=== JOB ===
Reproduce each line of the listing exactly.

=== MATERIAL SHOWN ===

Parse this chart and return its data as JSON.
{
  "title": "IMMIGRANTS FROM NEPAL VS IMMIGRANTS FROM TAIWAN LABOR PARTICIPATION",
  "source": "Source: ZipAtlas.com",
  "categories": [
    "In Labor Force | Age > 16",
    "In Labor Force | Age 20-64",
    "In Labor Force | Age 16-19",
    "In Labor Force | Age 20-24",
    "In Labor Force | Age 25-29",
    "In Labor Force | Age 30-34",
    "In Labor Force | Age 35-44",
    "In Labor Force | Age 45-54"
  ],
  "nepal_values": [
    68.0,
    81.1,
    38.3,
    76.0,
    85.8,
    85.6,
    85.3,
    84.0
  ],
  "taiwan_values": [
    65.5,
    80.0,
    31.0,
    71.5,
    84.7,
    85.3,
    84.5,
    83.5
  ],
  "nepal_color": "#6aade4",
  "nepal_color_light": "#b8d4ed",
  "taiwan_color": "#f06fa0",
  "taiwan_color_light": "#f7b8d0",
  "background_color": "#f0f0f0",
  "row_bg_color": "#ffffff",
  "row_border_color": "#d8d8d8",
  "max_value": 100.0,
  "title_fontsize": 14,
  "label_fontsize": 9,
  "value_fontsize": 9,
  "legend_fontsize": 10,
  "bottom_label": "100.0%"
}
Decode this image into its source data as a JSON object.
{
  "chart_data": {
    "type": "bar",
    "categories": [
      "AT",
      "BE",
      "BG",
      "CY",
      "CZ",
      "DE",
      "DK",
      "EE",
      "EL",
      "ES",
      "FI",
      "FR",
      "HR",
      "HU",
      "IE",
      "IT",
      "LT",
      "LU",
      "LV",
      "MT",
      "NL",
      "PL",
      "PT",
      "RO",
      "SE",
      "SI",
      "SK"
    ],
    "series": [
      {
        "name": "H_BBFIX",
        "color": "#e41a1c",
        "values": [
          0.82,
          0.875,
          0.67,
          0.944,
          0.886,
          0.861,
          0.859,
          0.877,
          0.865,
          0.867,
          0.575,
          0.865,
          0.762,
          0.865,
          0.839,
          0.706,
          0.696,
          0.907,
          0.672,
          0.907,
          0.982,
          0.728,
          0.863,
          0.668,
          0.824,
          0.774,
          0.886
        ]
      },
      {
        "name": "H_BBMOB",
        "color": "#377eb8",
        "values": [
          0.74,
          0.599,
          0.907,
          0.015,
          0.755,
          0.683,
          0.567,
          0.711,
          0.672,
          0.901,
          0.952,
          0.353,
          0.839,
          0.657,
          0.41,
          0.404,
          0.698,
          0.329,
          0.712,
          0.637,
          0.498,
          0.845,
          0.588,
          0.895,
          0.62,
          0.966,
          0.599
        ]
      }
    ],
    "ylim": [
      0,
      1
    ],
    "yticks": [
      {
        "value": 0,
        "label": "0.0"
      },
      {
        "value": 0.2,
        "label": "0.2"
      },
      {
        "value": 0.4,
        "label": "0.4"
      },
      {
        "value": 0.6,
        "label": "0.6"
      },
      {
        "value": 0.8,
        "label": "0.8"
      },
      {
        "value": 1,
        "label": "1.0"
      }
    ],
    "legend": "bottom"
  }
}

=== OUTPUT FOR THIS EXERCISE ===
Parse this chart and return its data as JSON.
{
  "title": "IMMIGRANTS FROM NEPAL VS IMMIGRANTS FROM TAIWAN LABOR PARTICIPATION",
  "source": "Source: ZipAtlas.com",
  "categories": [
    "In Labor Force | Age > 16",
    "In Labor Force | Age 20-64",
    "In Labor Force | Age 16-19",
    "In Labor Force | Age 20-24",
    "In Labor Force | Age 25-29",
    "In Labor Force | Age 30-34",
    "In Labor Force | Age 35-44",
    "In Labor Force | Age 45-54"
  ],
  "nepal_values": [
    68.0,
    81.1,
    38.3,
    76.0,
    85.8,
    85.6,
    85.3,
    84.0
  ],
  "taiwan_values": [
    65.5,
    80.0,
    31.0,
    71.5,
    84.7,
    85.3,
    84.5,
    83.5
  ],
  "nepal_color": "#6aade4",
  "nepal_color_light": "#b8d4ed",
  "taiwan_color": "#f06fa0",
  "taiwan_color_light": "#f7b8d0",
  "background_color": "#f0f0f0",
  "row_bg_color": "#ffffff",
  "row_border_color": "#d8d8d8",
  "max_value": 100.0,
  "title_fontsize": 14,
  "label_fontsize": 9,
  "value_fontsize": 9,
  "legend_fontsize": 10,
  "bottom_label": "100.0%"
}
Decode this image into its source data as a JSON object.
{
  "chart_data": {
    "type": "bar",
    "categories": [
      "AT",
      "BE",
      "BG",
      "CY",
      "CZ",
      "DE",
      "DK",
      "EE",
      "EL",
      "ES",
      "FI",
      "FR",
      "HR",
      "HU",
      "IE",
      "IT",
      "LT",
      "LU",
      "LV",
      "MT",
      "NL",
      "PL",
      "PT",
      "RO",
      "SE",
      "SI",
      "SK"
    ],
    "series": [
      {
        "name": "H_BBFIX",
        "color": "#e41a1c",
        "values": [
          0.82,
          0.875,
          0.67,
          0.944,
          0.886,
          0.861,
          0.859,
          0.877,
          0.865,
          0.867,
          0.575,
          0.865,
          0.762,
          0.865,
          0.839,
          0.706,
          0.696,
          0.907,
          0.672,
          0.907,
          0.982,
          0.728,
          0.863,
          0.668,
          0.824,
          0.774,
          0.886
        ]
      },
      {
        "name": "H_BBMOB",
        "color": "#377eb8",
        "values": [
          0.74,
          0.599,
          0.907,
          0.015,
          0.755,
          0.683,
          0.567,
          0.711,
          0.672,
          0.901,
          0.952,
          0.353,
          0.839,
          0.657,
          0.41,
          0.404,
          0.698,
          0.329,
          0.712,
          0.637,
          0.498,
          0.845,
          0.588,
          0.895,
          0.62,
          0.966,
          0.599
        ]
      }
    ],
    "ylim": [
      0,
      1
    ],
    "yticks": [
      {
        "value": 0,
        "label": "0.0"
      },
      {
        "value": 0.2,
        "label": "0.2"
      },
      {
        "value": 0.4,
        "label": "0.4"
      },
      {
        "value": 0.6,
        "label": "0.6"
      },
      {
        "value": 0.8,
        "label": "0.8"
      },
      {
        "value": 1,
        "label": "1.0"
      }
    ],
    "legend": "bottom"
  }
}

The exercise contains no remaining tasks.